→ Records provided:
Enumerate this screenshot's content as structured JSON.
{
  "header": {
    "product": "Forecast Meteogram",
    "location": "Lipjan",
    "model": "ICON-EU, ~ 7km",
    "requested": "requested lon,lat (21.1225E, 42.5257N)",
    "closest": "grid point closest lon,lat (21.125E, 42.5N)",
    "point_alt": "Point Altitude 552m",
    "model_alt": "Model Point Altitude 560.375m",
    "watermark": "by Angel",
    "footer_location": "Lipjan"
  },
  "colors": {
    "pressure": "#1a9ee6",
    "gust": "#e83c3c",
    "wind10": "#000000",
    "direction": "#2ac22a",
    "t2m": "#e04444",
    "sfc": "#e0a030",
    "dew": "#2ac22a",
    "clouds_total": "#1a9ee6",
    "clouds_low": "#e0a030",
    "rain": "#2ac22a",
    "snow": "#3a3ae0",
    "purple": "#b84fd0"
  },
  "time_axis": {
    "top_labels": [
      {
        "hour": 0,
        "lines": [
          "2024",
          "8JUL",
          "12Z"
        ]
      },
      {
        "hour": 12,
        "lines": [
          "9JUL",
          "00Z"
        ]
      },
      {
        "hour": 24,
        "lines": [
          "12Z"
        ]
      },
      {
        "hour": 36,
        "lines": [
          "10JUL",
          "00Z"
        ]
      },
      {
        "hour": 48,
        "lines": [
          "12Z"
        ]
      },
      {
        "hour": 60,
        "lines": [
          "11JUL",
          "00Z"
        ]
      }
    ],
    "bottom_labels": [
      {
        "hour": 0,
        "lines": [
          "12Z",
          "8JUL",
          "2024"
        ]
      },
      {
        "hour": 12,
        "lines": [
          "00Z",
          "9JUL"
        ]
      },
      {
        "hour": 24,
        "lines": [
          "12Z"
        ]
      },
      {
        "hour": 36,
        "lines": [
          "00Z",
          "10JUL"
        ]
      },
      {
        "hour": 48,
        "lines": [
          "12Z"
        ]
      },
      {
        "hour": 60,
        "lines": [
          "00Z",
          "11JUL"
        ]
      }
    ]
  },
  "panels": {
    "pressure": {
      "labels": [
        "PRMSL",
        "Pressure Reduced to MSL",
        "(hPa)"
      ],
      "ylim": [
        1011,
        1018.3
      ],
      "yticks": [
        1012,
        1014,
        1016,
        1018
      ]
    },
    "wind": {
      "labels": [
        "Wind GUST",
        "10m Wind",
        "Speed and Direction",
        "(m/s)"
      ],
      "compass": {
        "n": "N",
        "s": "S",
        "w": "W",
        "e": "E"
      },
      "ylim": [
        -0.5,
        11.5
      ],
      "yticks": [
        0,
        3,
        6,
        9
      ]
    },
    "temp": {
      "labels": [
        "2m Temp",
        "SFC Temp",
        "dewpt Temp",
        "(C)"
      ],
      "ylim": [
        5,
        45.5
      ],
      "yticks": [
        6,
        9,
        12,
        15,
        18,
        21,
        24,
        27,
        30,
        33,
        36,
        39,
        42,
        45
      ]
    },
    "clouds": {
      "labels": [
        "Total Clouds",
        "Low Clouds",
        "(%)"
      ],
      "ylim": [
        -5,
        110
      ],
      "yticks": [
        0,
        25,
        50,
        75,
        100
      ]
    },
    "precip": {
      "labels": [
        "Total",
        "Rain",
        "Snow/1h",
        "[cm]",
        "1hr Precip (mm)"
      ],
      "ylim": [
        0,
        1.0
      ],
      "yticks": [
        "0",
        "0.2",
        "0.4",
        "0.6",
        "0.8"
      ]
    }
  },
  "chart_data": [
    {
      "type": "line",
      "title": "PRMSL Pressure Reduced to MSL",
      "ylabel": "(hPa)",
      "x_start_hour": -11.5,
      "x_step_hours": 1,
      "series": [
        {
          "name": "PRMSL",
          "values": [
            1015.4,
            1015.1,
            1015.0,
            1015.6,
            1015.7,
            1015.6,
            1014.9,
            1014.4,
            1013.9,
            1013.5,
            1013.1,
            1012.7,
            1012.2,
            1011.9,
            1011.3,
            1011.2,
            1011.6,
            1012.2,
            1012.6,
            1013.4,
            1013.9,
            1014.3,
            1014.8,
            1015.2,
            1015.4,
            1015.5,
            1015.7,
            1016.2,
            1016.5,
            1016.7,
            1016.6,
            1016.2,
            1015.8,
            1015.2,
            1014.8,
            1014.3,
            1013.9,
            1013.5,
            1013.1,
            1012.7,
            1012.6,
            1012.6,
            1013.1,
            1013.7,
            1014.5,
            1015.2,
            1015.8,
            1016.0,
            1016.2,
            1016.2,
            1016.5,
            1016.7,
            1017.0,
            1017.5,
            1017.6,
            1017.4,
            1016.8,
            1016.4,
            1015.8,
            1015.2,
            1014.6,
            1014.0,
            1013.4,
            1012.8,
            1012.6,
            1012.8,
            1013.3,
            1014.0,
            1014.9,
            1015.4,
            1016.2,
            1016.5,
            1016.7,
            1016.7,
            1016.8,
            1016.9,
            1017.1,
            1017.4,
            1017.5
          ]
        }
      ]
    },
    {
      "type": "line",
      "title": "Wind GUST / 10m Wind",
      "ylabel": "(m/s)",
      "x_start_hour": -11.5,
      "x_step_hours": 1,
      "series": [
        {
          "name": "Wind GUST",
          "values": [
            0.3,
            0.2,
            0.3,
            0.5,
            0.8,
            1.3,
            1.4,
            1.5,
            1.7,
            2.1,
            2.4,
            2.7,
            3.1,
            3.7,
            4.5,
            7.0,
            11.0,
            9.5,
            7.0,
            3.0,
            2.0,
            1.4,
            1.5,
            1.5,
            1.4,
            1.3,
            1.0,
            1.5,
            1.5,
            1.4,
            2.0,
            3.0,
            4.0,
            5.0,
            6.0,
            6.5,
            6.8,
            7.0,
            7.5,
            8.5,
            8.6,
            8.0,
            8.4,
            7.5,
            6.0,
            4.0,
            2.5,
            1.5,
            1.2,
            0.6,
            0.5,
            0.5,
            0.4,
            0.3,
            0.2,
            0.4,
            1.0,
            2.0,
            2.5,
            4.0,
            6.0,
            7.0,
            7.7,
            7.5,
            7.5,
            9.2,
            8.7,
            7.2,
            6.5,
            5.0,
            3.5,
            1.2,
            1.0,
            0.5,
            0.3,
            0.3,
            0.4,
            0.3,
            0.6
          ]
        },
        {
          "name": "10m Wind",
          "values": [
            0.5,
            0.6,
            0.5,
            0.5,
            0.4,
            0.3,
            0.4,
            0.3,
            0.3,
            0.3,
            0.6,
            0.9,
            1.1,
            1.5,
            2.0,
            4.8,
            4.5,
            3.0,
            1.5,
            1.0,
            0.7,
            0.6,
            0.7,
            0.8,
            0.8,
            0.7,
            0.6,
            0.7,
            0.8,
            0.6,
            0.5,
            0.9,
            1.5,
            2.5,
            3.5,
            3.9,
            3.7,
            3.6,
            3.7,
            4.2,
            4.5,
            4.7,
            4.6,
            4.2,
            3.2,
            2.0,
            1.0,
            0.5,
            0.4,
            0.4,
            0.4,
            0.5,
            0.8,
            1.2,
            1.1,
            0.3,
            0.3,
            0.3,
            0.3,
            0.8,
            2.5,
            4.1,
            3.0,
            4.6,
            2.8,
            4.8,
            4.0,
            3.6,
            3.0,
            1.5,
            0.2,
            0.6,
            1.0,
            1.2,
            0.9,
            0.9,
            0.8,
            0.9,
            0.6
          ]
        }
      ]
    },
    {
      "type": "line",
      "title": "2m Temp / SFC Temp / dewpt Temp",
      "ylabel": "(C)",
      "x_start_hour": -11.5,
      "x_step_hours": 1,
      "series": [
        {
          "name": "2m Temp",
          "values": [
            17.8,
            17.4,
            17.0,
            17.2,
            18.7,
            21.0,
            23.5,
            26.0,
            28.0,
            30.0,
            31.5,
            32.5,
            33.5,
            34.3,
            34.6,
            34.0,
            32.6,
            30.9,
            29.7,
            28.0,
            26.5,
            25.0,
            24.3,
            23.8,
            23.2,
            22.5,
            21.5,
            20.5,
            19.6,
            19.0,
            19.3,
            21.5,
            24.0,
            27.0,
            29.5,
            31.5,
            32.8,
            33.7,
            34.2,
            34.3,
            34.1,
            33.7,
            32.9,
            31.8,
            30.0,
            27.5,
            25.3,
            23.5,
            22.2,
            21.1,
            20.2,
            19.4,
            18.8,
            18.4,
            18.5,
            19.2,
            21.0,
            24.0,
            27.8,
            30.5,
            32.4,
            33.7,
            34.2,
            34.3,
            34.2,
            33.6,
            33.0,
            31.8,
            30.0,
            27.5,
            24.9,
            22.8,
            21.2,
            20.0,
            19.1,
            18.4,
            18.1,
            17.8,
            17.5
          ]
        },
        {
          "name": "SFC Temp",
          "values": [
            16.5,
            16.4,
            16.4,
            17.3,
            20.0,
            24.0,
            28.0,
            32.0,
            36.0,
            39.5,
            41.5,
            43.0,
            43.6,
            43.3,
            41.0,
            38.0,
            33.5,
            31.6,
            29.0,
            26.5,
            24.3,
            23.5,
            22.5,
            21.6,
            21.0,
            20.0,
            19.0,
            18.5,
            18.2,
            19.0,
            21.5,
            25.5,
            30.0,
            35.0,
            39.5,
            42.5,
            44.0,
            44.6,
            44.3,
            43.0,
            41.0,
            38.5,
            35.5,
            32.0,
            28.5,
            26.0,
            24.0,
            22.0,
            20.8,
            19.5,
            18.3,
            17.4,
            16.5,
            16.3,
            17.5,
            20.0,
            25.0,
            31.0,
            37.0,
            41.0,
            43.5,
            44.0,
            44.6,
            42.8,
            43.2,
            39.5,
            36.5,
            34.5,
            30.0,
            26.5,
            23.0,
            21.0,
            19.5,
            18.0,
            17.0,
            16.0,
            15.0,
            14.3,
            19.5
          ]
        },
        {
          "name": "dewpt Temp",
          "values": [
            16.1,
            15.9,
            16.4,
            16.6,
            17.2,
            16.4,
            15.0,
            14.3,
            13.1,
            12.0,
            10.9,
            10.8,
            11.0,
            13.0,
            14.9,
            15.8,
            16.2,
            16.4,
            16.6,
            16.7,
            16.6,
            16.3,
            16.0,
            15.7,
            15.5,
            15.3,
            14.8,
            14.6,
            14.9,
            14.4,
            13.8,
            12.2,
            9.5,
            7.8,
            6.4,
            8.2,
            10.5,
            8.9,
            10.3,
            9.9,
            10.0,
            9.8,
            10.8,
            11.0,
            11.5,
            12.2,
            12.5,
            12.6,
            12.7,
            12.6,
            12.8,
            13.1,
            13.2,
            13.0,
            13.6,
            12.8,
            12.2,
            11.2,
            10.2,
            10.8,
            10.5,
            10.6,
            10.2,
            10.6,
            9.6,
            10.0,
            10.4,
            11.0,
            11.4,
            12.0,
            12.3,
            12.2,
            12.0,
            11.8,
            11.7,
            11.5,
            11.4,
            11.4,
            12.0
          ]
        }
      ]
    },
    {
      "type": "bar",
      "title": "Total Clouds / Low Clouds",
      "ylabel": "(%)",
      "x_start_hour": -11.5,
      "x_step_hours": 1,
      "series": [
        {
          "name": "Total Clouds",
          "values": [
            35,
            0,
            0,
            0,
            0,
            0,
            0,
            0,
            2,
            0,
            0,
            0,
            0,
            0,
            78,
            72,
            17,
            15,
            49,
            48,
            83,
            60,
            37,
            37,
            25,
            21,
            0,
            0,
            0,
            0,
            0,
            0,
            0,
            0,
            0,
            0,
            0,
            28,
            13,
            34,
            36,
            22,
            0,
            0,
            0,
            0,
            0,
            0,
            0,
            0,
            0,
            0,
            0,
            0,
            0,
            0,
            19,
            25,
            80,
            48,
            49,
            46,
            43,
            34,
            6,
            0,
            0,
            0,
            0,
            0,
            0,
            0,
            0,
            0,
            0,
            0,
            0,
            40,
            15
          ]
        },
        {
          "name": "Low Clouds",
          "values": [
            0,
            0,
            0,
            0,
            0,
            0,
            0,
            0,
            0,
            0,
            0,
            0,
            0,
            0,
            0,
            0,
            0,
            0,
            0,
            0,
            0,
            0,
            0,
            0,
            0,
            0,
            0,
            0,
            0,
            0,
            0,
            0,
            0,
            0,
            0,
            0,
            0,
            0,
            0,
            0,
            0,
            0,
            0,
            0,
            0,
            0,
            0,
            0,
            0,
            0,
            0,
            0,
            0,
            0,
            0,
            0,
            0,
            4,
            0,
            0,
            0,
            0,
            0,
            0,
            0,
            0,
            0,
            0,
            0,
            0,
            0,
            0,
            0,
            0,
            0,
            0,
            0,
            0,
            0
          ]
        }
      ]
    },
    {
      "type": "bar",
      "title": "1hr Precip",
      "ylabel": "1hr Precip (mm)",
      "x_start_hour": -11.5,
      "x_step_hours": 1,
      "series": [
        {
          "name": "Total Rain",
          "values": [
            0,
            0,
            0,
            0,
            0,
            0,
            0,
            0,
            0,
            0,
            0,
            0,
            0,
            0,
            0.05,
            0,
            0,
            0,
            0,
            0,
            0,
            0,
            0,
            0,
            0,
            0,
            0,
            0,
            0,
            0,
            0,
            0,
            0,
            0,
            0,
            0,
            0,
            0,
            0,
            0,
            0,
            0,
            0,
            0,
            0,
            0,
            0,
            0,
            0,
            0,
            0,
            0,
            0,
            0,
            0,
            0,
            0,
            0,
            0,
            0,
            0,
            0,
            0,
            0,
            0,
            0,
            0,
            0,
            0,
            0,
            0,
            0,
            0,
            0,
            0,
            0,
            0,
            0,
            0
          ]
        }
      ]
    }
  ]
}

→ Requirements: Count the lines in the entries above that include the string "title", then give only that figure.

→ The result: 5